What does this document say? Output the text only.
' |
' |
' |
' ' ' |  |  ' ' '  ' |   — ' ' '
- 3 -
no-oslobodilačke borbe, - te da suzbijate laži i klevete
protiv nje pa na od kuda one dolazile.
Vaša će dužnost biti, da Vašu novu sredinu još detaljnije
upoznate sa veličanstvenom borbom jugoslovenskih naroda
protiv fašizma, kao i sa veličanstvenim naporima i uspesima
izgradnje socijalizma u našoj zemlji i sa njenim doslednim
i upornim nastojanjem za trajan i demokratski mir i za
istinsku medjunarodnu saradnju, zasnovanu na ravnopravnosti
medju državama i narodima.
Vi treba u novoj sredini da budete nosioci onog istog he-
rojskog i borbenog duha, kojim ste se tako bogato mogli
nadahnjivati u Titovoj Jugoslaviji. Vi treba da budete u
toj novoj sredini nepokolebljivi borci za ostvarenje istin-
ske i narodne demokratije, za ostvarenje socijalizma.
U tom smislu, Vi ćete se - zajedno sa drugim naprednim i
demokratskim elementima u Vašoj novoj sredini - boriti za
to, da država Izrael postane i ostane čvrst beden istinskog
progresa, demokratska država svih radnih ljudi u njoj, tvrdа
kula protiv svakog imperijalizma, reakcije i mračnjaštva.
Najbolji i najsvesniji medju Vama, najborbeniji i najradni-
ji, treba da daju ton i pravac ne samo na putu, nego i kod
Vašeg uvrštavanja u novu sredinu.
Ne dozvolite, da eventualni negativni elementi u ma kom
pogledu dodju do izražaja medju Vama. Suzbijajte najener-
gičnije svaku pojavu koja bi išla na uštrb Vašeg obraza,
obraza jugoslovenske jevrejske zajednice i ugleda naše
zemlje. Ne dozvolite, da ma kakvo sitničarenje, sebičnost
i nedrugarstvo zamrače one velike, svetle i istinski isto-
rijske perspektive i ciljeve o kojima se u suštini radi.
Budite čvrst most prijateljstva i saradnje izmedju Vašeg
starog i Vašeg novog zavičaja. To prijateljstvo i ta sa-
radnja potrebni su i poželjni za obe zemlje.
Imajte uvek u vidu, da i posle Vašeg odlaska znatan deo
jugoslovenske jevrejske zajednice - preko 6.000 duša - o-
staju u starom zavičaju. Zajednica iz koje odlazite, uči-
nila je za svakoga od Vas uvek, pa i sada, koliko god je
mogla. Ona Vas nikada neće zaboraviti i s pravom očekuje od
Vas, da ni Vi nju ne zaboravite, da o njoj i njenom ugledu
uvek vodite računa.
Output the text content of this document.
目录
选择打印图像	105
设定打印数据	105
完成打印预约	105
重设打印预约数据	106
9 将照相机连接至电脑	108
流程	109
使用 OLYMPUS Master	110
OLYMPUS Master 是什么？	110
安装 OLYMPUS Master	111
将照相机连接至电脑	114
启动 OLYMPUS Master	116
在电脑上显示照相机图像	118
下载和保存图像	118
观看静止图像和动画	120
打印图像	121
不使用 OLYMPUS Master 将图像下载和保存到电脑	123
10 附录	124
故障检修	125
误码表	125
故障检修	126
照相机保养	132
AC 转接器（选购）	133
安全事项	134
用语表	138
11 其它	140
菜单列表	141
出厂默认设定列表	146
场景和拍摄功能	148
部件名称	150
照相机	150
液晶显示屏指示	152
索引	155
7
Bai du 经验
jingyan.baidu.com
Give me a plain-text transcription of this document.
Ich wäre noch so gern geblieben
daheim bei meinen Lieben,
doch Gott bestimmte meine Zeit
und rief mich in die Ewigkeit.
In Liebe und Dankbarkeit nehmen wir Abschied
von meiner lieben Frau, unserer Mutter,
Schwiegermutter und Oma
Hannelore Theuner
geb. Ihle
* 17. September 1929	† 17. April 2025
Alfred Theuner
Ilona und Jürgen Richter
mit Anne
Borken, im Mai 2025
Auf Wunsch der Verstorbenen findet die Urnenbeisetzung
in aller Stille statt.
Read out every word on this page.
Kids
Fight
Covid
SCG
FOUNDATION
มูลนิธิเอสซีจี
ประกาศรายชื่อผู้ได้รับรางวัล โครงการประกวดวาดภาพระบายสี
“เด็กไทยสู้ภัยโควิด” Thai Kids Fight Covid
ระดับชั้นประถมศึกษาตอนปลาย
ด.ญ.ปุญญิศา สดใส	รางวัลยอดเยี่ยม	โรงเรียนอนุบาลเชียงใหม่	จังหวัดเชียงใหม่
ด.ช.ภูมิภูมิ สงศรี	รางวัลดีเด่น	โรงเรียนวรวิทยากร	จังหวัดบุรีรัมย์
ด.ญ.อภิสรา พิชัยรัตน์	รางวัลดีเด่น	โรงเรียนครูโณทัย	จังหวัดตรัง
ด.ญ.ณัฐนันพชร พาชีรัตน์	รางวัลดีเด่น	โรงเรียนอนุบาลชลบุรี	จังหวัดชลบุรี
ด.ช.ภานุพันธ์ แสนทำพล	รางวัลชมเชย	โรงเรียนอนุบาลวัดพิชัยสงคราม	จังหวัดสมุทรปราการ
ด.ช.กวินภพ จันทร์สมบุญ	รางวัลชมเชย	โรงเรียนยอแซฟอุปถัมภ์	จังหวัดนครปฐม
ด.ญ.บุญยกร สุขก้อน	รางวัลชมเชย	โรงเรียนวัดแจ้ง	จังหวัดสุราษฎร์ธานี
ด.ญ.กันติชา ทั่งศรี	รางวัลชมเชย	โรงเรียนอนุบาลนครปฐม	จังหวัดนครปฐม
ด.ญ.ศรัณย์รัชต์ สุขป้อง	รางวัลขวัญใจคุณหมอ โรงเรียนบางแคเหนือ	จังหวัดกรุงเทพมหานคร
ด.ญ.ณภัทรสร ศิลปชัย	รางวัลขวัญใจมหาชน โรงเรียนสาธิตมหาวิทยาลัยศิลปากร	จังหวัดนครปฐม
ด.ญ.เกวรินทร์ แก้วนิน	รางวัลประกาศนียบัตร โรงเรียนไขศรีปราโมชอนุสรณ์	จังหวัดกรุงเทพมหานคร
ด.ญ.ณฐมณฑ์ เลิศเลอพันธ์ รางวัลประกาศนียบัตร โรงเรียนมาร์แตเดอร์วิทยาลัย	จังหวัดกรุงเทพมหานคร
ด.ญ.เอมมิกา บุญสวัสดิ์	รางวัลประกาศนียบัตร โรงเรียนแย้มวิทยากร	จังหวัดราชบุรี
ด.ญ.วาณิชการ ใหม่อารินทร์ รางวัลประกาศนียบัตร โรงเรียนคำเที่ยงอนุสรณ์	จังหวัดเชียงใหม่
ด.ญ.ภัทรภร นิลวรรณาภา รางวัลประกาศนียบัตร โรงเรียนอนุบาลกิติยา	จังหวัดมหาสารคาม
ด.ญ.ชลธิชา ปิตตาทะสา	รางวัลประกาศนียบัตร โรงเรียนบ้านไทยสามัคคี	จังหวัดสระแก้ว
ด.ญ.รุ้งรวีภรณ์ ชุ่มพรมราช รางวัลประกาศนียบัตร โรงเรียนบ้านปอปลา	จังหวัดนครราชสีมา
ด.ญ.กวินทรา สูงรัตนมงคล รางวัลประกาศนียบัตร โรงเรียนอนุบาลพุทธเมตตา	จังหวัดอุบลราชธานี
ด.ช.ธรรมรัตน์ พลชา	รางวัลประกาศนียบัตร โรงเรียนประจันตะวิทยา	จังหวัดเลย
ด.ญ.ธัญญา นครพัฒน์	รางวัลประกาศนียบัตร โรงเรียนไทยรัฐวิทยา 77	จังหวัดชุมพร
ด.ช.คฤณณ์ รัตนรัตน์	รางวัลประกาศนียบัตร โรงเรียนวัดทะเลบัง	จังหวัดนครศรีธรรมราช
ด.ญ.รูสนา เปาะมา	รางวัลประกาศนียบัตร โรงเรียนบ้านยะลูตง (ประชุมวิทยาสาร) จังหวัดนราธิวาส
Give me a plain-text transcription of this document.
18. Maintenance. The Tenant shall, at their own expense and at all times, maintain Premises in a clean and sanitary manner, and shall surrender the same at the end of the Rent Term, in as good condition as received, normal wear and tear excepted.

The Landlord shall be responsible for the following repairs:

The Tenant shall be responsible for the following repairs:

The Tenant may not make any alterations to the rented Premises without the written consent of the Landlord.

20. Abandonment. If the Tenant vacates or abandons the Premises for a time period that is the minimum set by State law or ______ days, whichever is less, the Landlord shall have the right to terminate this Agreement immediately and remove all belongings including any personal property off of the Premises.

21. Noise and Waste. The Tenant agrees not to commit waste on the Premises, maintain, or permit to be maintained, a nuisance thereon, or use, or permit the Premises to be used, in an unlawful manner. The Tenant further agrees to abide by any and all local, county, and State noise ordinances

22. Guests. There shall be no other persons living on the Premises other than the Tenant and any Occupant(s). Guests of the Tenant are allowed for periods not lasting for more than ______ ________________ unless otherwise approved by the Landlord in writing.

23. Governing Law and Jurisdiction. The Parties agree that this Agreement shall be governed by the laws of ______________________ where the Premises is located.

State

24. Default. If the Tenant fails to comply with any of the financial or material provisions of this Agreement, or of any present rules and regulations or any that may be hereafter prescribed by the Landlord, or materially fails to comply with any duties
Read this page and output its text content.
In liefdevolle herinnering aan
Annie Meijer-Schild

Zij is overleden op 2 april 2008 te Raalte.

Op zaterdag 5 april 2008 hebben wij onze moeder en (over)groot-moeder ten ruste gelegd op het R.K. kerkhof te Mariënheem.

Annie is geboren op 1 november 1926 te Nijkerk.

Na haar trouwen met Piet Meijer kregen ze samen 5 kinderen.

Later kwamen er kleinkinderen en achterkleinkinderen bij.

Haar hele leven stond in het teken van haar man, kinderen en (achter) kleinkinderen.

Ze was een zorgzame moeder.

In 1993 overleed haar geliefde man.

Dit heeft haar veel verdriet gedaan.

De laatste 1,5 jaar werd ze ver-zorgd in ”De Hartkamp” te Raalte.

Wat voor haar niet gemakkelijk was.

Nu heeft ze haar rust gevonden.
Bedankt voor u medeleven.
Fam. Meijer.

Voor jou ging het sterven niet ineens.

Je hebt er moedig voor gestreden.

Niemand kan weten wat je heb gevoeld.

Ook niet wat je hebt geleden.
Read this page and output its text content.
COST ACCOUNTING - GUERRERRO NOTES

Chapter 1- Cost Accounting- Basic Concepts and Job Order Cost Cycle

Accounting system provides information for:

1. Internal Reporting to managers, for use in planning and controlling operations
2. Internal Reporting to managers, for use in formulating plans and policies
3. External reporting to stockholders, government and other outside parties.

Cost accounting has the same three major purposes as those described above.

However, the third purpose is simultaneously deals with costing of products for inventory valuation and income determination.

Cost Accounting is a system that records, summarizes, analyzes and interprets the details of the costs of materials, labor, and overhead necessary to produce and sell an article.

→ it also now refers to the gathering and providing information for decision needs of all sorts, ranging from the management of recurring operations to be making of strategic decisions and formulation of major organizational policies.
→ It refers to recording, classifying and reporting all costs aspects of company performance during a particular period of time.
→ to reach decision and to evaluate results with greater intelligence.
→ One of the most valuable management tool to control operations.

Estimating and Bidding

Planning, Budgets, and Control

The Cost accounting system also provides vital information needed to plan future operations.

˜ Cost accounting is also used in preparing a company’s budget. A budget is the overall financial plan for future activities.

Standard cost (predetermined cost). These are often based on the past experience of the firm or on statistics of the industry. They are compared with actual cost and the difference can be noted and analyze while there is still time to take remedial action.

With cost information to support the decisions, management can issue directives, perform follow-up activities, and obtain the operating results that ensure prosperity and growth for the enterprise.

TASK -> Filter for "protiv". Return all lines that hold it.

RESPONSE ->
protiv nje pa na od kuda one dolazile.
protiv fašizma, kao i sa veličanstvenim naporima i uspesima
kula protiv svakog imperijalizma, reakcije i mračnjaštva.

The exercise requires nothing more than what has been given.